- [Extract provided]
___

Hi,

I tried running kafka-console-consumer.sh to listen to the output of the
first task and the speed was ok (I don't have an exact measurement but it
is much faster than the result from the second task). So much guess is
something got stuck at the consumer in the second task. Is there possibly
any synchronization in the consumer?

Casey


On Sat, Mar 29, 2014 at 2:19 AM, Anh Thu Vu <[email protected]> wrote:

> Ok, I went home and ran these two: FirstTask and SecondTask in samza-test/
> (see attachment - I was lazy so I just inject the code into hello-samza) on
> my MacbookAir
>
> What I got is 1000 messages per 10-11seconds (worse than the result I got
> when I ran on my office machine this afternoon, must be my lousy Mac).
> Anyway, please help me to see if there is anything wrong with my code or
> the config.
>
> Thanks a lot!!!!
> Casey
>
> PS: I tried with sync & batchsize=1, with async & batchsize=200 but
> strangely the performance did not seem to differ.
>
>
> On Fri, Mar 28, 2014 at 8:05 PM, Anh Thu Vu <[email protected]> wrote:
>
>> Hi Chris,
>>
>> The previous message was sent by mistake. Somehow the SEND button got
>> clicked before I could finish writing. Please ignore it and see the one
>> below
>>
>> In fact, my code is "a bit" complicated as it lies in a bigger
>> "platform". What I'm planning to do now is to write 2 pure samza tasks to
>> test it.
>>
>> For now, the config is something like this:
>> Task 1
>> job.factory.class=org.apache.samza.job.local.LocalJobFactory
>> job.name=Dummy_20140328182500-0
>>
>> task.clas=...
>> task.inputs=mysystem.Dummy_20140328182500-0
>> task.entrance.outputs=kafka:Dummy_20140328182500-0-1-0 (extra property)
>>
>> systems.mysystem.samza.factory=MySystemFactory
>>
>> serializers.registry.kryo.class=KryoSerdeFactory
>> systems.kafka.samza.msg.serde=kryo
>>
>>
>> systems.kafka.samza.factory=org.apache.samza.system.kafka.KafkaSystemFactory
>> systems.kafka.producer.batch.num.messages=1
>> systems.kafka.producer.producer.type=sync
>>
>> systems.kafka.consumer.zookeeper.connect=localhost:2181
>> systems.kafka.producer.metadata.broker.list=localhost:9092
>>
>>
>> Task 2:
>> job.factory.class=org.apache.samza.job.local.LocalJobFactory
>> job.name=Dummy_20140328182500-1
>>
>> task.class=...

___

- [Provided data]
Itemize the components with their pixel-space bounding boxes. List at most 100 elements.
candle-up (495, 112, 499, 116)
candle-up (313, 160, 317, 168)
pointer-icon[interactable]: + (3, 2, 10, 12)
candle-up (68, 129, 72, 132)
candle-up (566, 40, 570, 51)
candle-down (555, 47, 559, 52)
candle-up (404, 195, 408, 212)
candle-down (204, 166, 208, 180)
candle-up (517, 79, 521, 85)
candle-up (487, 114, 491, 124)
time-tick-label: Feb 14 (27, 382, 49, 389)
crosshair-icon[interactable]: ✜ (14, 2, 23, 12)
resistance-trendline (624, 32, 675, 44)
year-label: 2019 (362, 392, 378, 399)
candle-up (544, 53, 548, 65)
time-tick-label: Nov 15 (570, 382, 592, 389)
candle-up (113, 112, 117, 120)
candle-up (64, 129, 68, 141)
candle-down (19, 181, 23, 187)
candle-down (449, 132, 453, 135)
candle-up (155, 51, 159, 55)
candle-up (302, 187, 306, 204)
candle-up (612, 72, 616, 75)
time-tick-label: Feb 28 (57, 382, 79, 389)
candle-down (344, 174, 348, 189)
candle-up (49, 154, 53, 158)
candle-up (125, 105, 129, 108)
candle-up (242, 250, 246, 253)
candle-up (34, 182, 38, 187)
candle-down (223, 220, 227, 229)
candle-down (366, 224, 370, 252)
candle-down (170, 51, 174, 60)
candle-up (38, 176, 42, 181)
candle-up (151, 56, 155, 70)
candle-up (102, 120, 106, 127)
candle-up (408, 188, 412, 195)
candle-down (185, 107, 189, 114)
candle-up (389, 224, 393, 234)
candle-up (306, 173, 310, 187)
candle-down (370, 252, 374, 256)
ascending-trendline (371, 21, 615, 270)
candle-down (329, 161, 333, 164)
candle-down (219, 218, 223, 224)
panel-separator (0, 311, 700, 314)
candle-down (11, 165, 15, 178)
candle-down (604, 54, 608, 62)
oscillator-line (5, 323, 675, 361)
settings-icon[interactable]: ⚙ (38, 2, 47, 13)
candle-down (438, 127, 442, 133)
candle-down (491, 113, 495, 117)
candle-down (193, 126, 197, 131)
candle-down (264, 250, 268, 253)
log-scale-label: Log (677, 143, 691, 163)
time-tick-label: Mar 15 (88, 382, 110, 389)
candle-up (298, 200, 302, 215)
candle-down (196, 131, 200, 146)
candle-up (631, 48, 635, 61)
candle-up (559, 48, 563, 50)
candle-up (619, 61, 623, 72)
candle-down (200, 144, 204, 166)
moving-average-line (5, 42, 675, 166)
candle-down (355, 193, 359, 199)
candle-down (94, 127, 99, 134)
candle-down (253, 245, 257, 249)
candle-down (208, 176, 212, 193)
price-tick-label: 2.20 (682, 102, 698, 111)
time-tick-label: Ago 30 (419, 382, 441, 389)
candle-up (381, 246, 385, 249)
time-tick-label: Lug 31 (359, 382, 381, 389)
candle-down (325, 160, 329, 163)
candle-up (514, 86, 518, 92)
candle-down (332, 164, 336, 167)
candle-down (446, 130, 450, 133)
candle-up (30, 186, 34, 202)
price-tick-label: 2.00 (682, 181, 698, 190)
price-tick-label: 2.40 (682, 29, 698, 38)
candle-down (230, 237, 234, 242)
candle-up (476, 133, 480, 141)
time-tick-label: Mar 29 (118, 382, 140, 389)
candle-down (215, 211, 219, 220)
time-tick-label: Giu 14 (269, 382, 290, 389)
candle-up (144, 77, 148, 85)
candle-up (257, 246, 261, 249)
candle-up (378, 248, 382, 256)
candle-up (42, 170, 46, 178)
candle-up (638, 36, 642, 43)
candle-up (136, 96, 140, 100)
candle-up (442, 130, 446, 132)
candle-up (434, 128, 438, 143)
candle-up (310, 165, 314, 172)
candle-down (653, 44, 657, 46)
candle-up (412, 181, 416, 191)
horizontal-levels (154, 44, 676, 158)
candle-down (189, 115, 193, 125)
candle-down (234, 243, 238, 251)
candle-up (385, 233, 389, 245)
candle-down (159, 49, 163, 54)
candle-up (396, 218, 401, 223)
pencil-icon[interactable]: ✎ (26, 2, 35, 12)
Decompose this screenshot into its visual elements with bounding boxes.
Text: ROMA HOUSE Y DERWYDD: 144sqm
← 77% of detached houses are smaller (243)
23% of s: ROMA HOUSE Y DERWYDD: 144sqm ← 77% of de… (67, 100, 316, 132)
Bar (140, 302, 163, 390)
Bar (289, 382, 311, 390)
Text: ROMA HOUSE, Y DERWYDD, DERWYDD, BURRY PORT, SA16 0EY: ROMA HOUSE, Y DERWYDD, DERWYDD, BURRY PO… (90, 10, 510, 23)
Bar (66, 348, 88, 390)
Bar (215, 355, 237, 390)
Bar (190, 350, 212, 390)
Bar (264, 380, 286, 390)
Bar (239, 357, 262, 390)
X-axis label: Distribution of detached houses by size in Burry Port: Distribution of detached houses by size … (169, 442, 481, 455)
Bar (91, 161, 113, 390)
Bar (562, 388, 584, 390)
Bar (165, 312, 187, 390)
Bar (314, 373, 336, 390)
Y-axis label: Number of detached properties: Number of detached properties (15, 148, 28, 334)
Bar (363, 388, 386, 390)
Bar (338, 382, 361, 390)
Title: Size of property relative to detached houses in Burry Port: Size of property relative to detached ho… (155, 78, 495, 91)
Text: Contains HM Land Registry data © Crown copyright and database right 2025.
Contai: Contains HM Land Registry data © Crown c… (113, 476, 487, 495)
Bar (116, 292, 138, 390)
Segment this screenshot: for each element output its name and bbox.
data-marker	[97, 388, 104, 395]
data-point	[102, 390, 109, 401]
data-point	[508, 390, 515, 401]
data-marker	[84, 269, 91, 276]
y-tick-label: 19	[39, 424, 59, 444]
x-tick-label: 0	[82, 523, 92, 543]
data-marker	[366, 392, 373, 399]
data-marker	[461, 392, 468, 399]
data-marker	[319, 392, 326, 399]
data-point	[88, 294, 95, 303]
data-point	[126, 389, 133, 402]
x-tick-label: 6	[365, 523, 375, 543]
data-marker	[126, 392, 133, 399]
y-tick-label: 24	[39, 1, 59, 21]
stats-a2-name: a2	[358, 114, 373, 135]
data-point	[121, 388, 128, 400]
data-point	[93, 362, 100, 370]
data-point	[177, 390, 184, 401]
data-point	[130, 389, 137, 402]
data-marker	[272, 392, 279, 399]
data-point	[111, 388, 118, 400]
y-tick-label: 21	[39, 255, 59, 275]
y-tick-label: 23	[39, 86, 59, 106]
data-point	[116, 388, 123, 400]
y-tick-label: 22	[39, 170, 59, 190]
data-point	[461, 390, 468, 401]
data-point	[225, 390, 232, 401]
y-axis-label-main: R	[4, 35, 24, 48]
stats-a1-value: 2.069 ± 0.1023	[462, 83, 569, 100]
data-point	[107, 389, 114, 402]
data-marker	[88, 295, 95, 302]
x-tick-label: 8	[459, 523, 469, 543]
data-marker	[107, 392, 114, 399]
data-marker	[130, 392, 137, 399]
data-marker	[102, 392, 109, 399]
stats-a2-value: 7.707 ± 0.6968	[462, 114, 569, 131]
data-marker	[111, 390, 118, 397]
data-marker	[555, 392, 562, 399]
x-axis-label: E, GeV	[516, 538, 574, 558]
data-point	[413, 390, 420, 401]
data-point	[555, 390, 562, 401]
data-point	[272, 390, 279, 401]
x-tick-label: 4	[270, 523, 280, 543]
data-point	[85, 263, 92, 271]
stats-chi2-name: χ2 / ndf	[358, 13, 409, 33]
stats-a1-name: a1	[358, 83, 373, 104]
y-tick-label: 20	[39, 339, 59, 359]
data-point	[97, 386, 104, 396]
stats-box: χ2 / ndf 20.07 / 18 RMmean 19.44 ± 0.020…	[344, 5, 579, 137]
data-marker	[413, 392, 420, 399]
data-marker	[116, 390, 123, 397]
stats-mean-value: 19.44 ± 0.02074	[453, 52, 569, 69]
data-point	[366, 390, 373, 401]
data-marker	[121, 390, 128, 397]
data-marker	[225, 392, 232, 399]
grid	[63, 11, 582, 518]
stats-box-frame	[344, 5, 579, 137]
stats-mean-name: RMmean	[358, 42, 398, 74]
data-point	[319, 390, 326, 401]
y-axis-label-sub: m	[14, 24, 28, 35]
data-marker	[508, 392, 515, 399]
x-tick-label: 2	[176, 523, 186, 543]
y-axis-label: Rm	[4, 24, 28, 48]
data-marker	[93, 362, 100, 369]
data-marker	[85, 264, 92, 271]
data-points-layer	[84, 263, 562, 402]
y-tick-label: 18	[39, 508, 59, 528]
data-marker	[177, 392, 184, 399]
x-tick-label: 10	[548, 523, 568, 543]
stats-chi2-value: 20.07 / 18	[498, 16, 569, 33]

___

- [Required work]
1 – Answer these questions about the Samza thread:
(a) Which script did Casey run to listen to the output of the first task?
(b) What rate did the test on the MacbookAir produce?
(c) In the Task 1 config, what value is given for systems.kafka.producer.producer.type?
2 – In the Samza thread, rewrite the part that opens with the words containing "On Sat, Mar" and closes with "my lousy Mac).", putting "laptop" in place of "MacbookAir".
3 – How would you render this sentence from the Samza thread in Spanish: "Is there possibly any synchronization in the consumer?"

- [Results in order]
1 –
(a) kafka-console-consumer.sh
(b) 1000 messages per 10-11 seconds
(c) sync

2 –
On Sat, Mar 29, 2014 at 2:19 AM, Anh Thu Vu <[email protected]> wrote:

> Ok, I went home and ran these two: FirstTask and SecondTask in samza-test/
> (see attachment - I was lazy so I just inject the code into hello-samza) on
> my laptop
>
> What I got is 1000 messages per 10-11seconds (worse than the result I got
> when I ran on my office machine this afternoon, must be my lousy Mac).

3 – ¿Es posible que haya alguna sincronización en el consumidor?